━━━━━ Information given

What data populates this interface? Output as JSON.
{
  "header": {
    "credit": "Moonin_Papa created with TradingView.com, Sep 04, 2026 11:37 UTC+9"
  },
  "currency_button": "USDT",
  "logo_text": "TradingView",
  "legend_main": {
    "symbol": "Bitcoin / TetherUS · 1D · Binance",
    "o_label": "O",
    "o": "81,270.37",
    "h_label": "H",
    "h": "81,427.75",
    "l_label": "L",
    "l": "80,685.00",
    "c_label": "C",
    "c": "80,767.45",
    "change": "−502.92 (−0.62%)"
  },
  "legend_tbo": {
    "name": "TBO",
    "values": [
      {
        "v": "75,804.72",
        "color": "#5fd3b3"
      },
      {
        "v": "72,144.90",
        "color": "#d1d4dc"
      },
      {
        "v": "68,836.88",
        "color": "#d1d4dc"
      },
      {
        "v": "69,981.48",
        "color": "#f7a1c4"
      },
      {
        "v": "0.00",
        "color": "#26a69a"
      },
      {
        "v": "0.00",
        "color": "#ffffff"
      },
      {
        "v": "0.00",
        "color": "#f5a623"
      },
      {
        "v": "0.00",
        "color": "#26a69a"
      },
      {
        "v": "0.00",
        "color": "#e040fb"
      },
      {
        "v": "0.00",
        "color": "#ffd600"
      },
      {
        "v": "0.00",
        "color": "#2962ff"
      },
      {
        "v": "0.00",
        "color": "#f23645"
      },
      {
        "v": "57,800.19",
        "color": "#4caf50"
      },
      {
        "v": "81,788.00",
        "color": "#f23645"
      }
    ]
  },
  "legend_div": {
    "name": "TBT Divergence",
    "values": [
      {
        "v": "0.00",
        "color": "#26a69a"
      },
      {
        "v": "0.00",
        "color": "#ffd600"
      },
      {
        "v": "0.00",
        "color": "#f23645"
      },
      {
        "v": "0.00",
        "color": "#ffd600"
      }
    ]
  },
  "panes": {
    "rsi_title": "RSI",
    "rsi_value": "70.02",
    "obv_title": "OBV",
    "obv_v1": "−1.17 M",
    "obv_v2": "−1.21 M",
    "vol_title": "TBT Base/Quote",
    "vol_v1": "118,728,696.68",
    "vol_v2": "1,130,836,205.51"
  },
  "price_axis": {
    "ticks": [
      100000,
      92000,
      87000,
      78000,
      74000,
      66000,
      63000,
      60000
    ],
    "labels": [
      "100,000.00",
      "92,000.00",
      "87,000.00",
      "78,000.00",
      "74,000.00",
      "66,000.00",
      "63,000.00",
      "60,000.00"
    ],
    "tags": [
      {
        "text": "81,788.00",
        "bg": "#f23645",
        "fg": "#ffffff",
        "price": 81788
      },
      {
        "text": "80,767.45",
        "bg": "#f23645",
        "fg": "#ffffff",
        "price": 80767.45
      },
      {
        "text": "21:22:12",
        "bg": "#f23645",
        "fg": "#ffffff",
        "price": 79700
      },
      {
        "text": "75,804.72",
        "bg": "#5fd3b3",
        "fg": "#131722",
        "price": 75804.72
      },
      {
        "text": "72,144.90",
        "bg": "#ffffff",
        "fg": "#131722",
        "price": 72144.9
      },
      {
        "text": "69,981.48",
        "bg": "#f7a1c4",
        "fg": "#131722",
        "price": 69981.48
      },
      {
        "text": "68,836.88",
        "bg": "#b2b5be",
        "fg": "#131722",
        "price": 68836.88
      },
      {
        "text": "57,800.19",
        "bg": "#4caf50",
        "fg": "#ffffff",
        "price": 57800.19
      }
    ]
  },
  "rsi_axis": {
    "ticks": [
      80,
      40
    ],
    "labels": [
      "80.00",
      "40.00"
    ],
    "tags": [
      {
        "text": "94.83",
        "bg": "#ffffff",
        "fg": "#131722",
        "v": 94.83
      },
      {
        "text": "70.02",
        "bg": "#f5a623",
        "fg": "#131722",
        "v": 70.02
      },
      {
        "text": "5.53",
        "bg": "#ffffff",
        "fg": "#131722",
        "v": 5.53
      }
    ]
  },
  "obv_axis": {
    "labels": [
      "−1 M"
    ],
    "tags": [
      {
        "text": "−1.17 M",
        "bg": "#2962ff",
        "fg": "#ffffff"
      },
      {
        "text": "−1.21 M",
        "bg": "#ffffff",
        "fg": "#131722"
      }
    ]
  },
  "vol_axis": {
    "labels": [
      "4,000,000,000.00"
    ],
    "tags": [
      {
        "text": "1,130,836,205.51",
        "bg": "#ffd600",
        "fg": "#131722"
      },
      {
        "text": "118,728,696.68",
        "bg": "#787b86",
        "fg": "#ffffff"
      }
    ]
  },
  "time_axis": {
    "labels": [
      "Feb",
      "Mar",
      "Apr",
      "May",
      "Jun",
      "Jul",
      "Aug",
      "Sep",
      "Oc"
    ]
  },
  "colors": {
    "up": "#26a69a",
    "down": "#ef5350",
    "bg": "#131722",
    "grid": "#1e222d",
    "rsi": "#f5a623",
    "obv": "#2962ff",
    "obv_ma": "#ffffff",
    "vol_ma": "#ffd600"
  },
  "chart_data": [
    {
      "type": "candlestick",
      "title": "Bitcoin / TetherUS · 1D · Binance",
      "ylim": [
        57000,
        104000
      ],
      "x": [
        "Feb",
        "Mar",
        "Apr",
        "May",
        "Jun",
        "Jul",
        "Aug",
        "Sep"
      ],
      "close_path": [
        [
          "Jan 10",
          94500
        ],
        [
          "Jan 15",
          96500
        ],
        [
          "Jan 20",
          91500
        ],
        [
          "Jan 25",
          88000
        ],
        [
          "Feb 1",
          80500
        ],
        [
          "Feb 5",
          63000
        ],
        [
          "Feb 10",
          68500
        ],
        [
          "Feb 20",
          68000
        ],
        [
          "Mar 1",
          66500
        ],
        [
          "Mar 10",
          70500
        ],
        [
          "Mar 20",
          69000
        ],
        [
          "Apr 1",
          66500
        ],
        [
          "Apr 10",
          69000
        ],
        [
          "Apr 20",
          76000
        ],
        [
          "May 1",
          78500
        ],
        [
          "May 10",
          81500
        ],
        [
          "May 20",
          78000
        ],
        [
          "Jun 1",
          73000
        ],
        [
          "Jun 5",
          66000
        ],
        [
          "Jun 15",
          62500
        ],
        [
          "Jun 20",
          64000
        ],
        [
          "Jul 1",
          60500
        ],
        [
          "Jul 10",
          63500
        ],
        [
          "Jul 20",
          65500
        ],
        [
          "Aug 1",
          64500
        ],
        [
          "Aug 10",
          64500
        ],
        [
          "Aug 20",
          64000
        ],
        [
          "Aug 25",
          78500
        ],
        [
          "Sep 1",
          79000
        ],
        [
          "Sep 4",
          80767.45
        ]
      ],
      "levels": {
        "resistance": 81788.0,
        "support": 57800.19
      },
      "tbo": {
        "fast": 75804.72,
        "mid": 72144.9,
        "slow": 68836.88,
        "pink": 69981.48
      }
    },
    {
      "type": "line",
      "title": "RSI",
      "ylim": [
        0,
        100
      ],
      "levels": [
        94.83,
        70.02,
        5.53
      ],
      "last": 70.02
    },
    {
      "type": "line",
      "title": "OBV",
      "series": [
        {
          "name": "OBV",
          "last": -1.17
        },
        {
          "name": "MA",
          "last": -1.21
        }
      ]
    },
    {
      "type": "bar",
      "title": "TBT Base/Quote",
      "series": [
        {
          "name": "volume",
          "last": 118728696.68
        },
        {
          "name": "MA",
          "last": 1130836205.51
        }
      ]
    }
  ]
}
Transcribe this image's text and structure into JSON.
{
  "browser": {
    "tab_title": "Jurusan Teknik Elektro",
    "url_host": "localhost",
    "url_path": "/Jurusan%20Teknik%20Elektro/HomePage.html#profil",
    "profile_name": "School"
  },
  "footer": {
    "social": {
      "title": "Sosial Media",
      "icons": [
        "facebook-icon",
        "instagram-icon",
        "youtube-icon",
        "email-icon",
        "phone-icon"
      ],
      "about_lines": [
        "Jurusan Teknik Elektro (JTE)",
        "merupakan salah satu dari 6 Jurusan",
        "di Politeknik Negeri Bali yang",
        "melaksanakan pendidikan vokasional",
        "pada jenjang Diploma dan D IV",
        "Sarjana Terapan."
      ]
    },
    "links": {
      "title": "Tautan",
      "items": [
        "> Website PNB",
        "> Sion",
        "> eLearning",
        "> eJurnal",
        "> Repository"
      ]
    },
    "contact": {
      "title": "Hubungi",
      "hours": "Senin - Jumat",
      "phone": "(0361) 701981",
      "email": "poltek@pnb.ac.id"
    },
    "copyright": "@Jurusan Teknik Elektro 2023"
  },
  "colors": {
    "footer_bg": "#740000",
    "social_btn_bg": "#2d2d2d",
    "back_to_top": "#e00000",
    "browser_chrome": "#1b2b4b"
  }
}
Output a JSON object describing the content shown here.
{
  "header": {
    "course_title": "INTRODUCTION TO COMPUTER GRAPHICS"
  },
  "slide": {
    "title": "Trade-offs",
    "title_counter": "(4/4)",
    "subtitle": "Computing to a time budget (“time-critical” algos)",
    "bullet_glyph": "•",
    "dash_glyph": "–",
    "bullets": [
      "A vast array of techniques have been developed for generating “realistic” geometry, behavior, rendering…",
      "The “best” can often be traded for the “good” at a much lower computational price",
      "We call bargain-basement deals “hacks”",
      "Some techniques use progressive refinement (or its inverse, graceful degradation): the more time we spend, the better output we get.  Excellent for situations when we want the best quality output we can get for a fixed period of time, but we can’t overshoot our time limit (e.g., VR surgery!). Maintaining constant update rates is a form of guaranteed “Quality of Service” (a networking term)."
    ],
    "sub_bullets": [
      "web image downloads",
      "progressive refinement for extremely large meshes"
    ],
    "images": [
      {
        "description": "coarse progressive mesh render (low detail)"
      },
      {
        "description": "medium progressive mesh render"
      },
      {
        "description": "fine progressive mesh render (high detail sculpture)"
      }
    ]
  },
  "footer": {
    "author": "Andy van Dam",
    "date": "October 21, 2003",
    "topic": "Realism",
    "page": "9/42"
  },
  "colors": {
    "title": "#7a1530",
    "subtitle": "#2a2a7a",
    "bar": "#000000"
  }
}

━━━━━━━━━━

* [Task description] Everything from the line that contains "Output a JSON" through the end of the records must be duplicated exactly, and nothing outside that range.

* [Output of the exercise]
Output a JSON object describing the content shown here.
{
  "header": {
    "course_title": "INTRODUCTION TO COMPUTER GRAPHICS"
  },
  "slide": {
    "title": "Trade-offs",
    "title_counter": "(4/4)",
    "subtitle": "Computing to a time budget (“time-critical” algos)",
    "bullet_glyph": "•",
    "dash_glyph": "–",
    "bullets": [
      "A vast array of techniques have been developed for generating “realistic” geometry, behavior, rendering…",
      "The “best” can often be traded for the “good” at a much lower computational price",
      "We call bargain-basement deals “hacks”",
      "Some techniques use progressive refinement (or its inverse, graceful degradation): the more time we spend, the better output we get.  Excellent for situations when we want the best quality output we can get for a fixed period of time, but we can’t overshoot our time limit (e.g., VR surgery!). Maintaining constant update rates is a form of guaranteed “Quality of Service” (a networking term)."
    ],
    "sub_bullets": [
      "web image downloads",
      "progressive refinement for extremely large meshes"
    ],
    "images": [
      {
        "description": "coarse progressive mesh render (low detail)"
      },
      {
        "description": "medium progressive mesh render"
      },
      {
        "description": "fine progressive mesh render (high detail sculpture)"
      }
    ]
  },
  "footer": {
    "author": "Andy van Dam",
    "date": "October 21, 2003",
    "topic": "Realism",
    "page": "9/42"
  },
  "colors": {
    "title": "#7a1530",
    "subtitle": "#2a2a7a",
    "bar": "#000000"
  }
}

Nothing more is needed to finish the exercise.